Extract each line holding the word "color" from the entries.

----

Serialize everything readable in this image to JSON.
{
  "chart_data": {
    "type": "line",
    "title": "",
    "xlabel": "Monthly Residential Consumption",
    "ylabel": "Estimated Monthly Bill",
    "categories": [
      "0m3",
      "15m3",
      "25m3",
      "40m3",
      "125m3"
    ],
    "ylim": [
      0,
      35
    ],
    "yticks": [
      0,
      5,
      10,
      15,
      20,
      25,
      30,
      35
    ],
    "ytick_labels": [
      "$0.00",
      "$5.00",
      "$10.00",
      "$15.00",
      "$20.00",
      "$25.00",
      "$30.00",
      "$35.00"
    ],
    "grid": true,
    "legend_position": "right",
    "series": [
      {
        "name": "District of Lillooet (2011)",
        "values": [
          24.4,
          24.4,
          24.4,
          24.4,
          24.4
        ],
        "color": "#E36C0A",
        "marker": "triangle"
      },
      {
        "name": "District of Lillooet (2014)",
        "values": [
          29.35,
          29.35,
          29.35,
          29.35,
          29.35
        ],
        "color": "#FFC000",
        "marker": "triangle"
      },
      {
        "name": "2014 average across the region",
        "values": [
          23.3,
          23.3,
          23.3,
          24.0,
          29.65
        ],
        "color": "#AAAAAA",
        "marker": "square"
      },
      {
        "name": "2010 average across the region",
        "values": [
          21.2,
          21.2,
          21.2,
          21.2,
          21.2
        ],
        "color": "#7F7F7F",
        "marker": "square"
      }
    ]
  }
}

----

Exercise solution:
        "color": "#E36C0A",
        "color": "#FFC000",
        "color": "#AAAAAA",
        "color": "#7F7F7F",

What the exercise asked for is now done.